Figure content listings
□ □ □ □ □ □ □

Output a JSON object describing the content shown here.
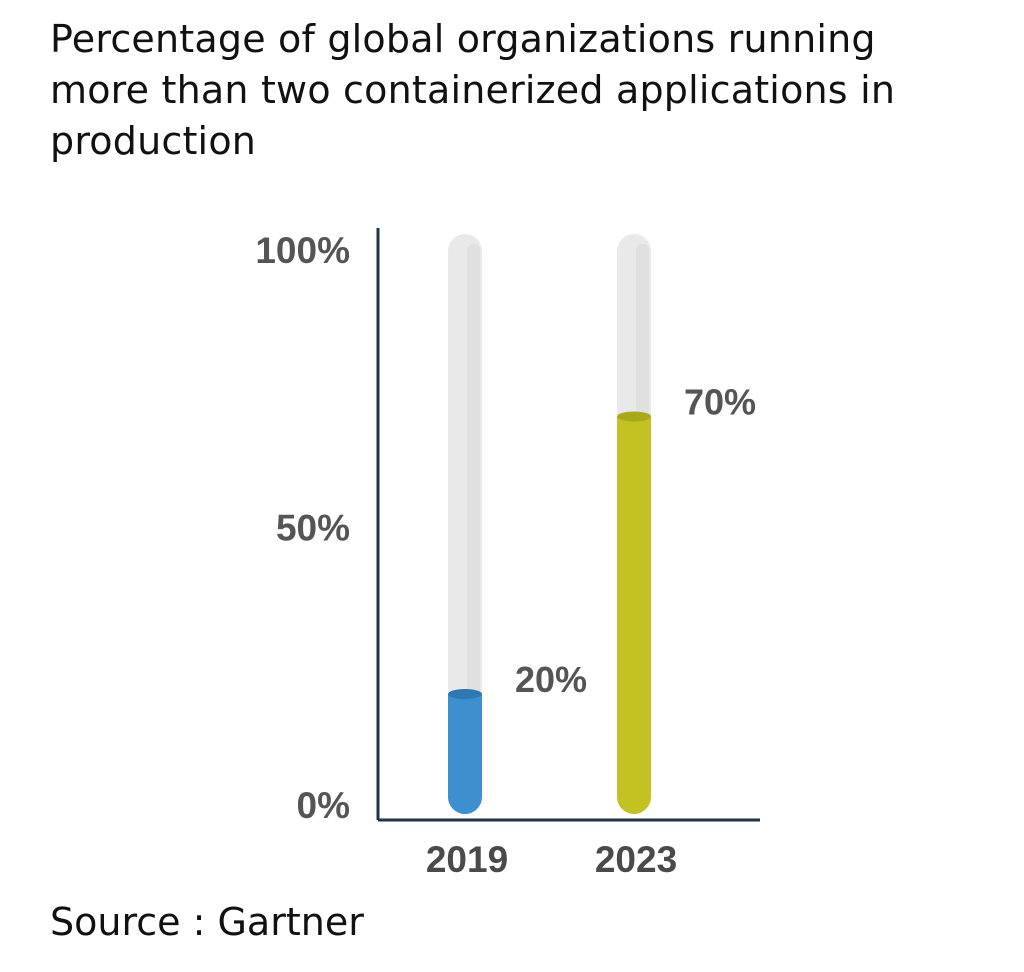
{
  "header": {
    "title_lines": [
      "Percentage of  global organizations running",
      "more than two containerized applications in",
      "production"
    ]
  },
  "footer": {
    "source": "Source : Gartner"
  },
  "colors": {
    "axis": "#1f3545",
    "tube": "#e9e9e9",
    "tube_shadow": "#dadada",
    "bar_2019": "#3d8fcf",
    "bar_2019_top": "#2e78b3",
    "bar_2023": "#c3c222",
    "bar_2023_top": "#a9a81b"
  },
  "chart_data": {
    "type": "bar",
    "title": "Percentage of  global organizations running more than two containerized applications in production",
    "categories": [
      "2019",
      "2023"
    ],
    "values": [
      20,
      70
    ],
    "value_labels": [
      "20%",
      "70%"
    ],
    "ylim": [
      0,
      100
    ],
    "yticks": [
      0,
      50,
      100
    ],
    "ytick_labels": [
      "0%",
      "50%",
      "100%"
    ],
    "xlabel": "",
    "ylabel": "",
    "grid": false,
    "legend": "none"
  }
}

□ □ □ □ □ □ □

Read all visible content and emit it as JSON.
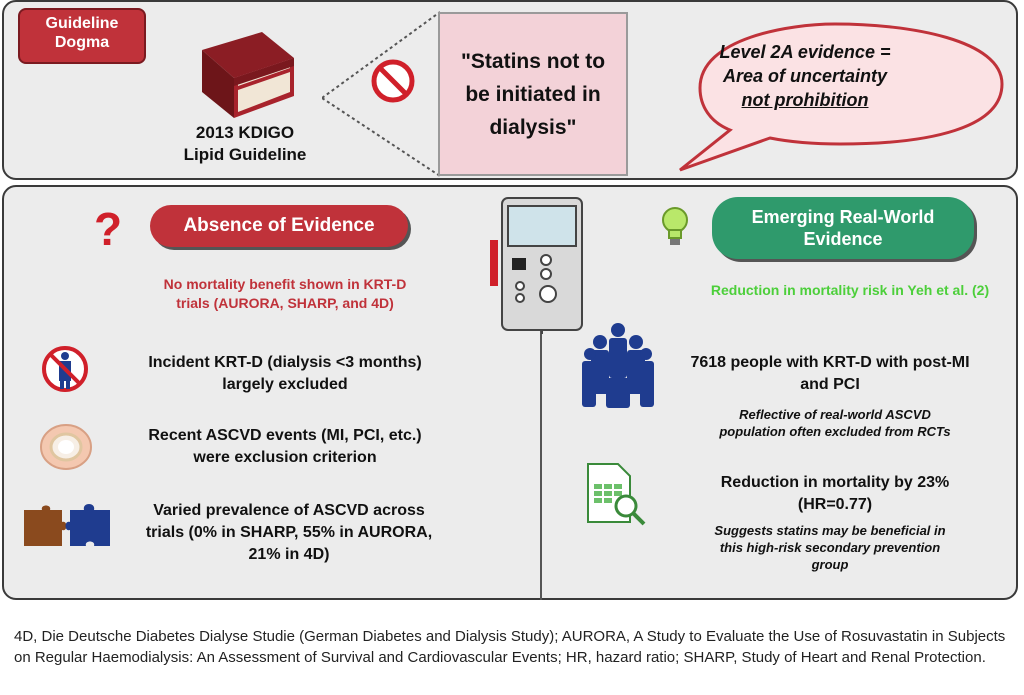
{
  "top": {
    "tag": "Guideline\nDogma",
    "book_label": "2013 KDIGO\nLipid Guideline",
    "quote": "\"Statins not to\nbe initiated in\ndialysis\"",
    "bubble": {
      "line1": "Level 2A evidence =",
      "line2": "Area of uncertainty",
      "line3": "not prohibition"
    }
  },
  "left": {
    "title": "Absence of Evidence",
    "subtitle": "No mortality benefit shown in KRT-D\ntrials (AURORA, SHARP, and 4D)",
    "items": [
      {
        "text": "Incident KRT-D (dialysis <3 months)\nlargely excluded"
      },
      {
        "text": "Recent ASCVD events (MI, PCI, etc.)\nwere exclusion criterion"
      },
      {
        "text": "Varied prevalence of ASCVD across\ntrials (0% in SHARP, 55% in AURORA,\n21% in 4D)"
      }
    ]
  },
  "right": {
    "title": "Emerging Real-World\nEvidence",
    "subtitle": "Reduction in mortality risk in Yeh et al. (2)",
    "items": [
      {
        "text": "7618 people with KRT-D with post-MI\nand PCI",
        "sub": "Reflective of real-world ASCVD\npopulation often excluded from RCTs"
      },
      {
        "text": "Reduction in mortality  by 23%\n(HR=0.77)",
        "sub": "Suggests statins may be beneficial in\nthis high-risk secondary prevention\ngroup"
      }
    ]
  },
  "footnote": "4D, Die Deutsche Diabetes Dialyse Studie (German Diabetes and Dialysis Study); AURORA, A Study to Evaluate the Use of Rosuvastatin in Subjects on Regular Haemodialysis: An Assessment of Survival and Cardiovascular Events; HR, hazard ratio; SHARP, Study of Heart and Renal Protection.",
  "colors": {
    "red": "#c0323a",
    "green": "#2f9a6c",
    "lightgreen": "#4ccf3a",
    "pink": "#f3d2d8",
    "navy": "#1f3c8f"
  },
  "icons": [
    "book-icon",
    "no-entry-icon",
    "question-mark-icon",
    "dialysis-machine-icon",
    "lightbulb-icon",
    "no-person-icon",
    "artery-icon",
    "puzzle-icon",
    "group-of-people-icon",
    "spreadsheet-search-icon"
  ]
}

□ □ □ □ □ □ □

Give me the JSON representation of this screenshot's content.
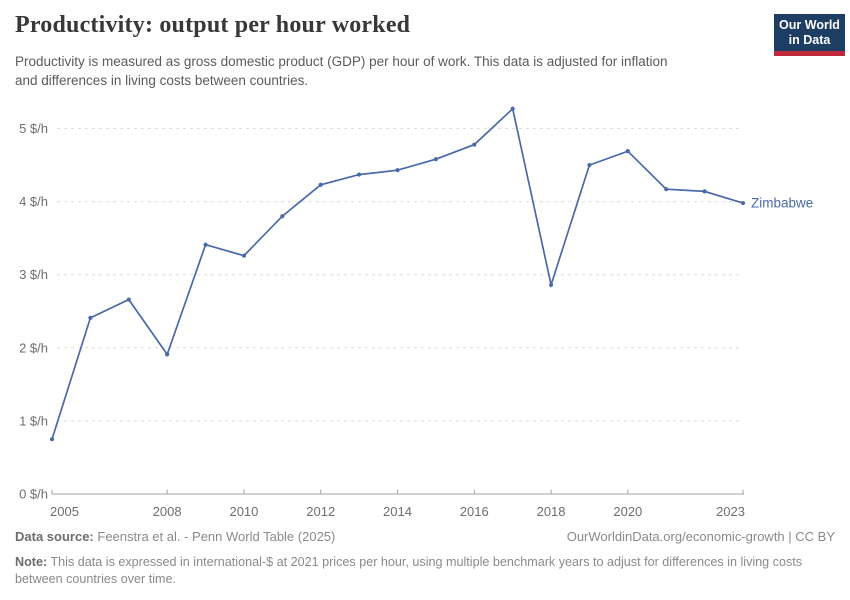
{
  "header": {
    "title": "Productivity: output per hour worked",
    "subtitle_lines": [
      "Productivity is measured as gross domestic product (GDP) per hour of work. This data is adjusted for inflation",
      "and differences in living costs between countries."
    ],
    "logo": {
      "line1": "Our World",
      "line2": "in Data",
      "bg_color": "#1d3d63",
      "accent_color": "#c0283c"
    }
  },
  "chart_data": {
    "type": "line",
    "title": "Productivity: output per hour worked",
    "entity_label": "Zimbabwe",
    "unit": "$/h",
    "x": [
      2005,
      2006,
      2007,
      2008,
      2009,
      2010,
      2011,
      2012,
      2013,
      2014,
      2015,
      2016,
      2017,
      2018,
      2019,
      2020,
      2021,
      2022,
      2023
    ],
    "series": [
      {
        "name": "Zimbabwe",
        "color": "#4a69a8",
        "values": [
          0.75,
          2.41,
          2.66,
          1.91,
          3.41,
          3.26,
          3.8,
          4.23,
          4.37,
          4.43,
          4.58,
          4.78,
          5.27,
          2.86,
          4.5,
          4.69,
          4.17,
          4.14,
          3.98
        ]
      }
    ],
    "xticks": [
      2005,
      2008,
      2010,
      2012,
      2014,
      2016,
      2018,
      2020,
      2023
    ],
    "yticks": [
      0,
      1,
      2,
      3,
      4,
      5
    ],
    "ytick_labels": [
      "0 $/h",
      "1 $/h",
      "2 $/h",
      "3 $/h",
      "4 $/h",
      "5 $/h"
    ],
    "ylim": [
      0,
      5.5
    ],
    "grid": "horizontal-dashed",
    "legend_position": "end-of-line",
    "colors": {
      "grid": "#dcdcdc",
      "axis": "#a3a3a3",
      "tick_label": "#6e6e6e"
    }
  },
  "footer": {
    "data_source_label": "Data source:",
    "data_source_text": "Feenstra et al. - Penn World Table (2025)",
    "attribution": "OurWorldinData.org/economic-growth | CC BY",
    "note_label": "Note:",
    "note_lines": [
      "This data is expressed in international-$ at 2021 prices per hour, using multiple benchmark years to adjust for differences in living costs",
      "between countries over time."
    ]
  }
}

□ □ □ □ □ □ □

● **Instructions to follow**: Go through the lines above. Select every one that has the string "countries".

● **Response for this exercise**:
      "and differences in living costs between countries."
      "between countries over time."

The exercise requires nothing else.